Your objective: Copy every line of the listing below character for character, leaving out the picture.
── Data provided ──
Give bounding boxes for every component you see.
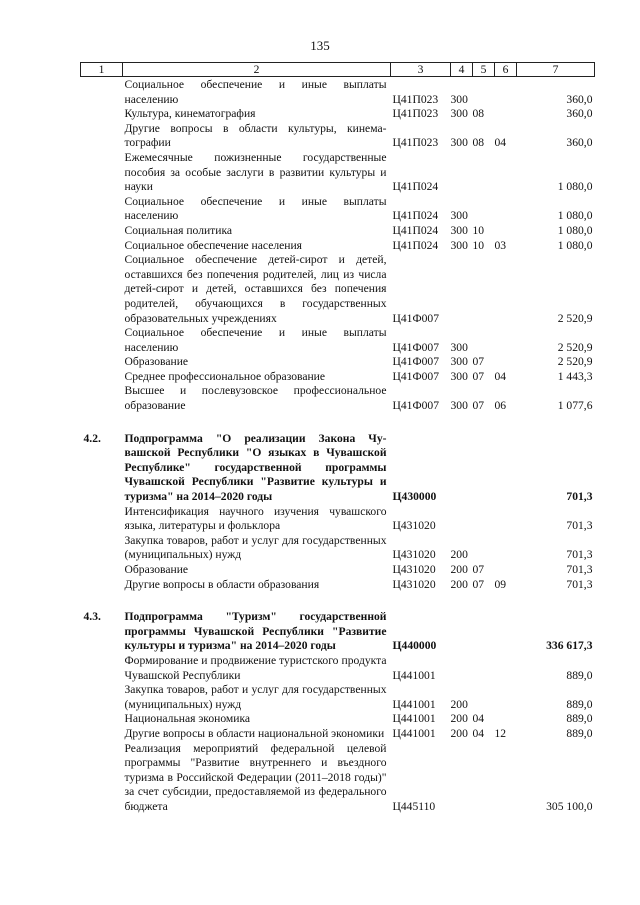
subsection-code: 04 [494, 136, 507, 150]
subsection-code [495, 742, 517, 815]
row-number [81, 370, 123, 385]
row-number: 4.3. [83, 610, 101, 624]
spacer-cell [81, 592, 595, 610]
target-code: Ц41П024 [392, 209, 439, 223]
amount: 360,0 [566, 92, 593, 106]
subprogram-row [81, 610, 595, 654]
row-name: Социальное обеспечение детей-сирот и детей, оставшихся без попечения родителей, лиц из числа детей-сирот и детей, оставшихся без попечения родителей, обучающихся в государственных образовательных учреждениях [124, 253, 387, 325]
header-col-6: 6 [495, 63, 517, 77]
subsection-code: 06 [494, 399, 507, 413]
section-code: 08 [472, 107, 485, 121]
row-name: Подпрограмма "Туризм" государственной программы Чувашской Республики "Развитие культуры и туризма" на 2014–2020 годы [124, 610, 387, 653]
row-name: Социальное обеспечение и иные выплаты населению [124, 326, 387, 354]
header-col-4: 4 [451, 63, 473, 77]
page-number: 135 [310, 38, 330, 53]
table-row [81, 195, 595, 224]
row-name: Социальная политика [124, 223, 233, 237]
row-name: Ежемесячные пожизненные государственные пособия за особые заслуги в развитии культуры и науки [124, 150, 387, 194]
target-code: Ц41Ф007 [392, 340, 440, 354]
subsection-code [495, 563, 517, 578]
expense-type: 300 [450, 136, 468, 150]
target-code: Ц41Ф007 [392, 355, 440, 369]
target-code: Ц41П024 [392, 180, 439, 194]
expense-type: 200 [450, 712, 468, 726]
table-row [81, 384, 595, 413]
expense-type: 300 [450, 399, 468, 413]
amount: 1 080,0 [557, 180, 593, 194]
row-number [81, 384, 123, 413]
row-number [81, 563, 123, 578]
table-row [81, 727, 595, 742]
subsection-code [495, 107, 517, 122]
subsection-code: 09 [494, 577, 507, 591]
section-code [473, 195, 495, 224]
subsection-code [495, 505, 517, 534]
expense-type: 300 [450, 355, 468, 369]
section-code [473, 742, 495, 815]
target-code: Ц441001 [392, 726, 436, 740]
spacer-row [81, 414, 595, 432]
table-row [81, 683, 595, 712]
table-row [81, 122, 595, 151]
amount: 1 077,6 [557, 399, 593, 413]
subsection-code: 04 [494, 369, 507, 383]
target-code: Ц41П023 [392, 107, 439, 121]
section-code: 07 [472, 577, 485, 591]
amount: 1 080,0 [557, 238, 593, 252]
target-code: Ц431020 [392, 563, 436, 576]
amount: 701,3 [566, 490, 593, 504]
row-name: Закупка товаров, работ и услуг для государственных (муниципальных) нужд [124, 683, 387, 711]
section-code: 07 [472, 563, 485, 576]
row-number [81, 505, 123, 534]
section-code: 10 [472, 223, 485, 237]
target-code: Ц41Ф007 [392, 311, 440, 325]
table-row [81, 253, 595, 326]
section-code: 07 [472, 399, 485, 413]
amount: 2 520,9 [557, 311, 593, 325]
───
Solution:
Give bounding boxes for every component you see.
subsection-code: 04 [494, 136, 507, 150]
subsection-code [495, 742, 517, 815]
row-number [81, 370, 123, 385]
row-number: 4.3. [83, 610, 101, 624]
spacer-cell [81, 592, 595, 610]
target-code: Ц41П024 [392, 209, 439, 223]
amount: 360,0 [566, 92, 593, 106]
subprogram-row [81, 610, 595, 654]
row-name: Социальное обеспечение детей-сирот и детей, оставшихся без попечения родителей, лиц из числа детей-сирот и детей, оставшихся без попечения родителей, обучающихся в государственных образовательных учреждениях [124, 253, 387, 325]
header-col-6: 6 [495, 63, 517, 77]
subsection-code: 06 [494, 399, 507, 413]
section-code: 08 [472, 107, 485, 121]
row-name: Подпрограмма "Туризм" государственной программы Чувашской Республики "Развитие культуры и туризма" на 2014–2020 годы [124, 610, 387, 653]
row-name: Социальное обеспечение и иные выплаты населению [124, 326, 387, 354]
header-col-4: 4 [451, 63, 473, 77]
page-number: 135 [310, 38, 330, 53]
table-row [81, 195, 595, 224]
row-name: Социальная политика [124, 223, 233, 237]
row-name: Ежемесячные пожизненные государственные пособия за особые заслуги в развитии культуры и науки [124, 150, 387, 194]
target-code: Ц41Ф007 [392, 340, 440, 354]
subsection-code [495, 563, 517, 578]
expense-type: 300 [450, 136, 468, 150]
target-code: Ц41Ф007 [392, 355, 440, 369]
target-code: Ц41П024 [392, 180, 439, 194]
expense-type: 200 [450, 712, 468, 726]
table-row [81, 384, 595, 413]
expense-type: 300 [450, 399, 468, 413]
amount: 1 080,0 [557, 180, 593, 194]
row-number [81, 384, 123, 413]
row-number [81, 563, 123, 578]
table-row [81, 727, 595, 742]
subsection-code [495, 107, 517, 122]
subsection-code: 09 [494, 577, 507, 591]
section-code [473, 195, 495, 224]
subsection-code [495, 505, 517, 534]
expense-type: 300 [450, 355, 468, 369]
section-code [473, 742, 495, 815]
target-code: Ц441001 [392, 726, 436, 740]
spacer-row [81, 414, 595, 432]
table-row [81, 683, 595, 712]
table-row [81, 122, 595, 151]
amount: 1 077,6 [557, 399, 593, 413]
subsection-code: 04 [494, 369, 507, 383]
target-code: Ц41П023 [392, 107, 439, 121]
section-code: 07 [472, 577, 485, 591]
amount: 1 080,0 [557, 238, 593, 252]
target-code: Ц431020 [392, 563, 436, 576]
amount: 701,3 [566, 490, 593, 504]
row-name: Закупка товаров, работ и услуг для государственных (муниципальных) нужд [124, 683, 387, 711]
section-code: 07 [472, 563, 485, 576]
row-number [81, 505, 123, 534]
section-code: 10 [472, 223, 485, 237]
target-code: Ц41Ф007 [392, 311, 440, 325]
table-row [81, 253, 595, 326]
section-code: 07 [472, 399, 485, 413]
amount: 2 520,9 [557, 311, 593, 325]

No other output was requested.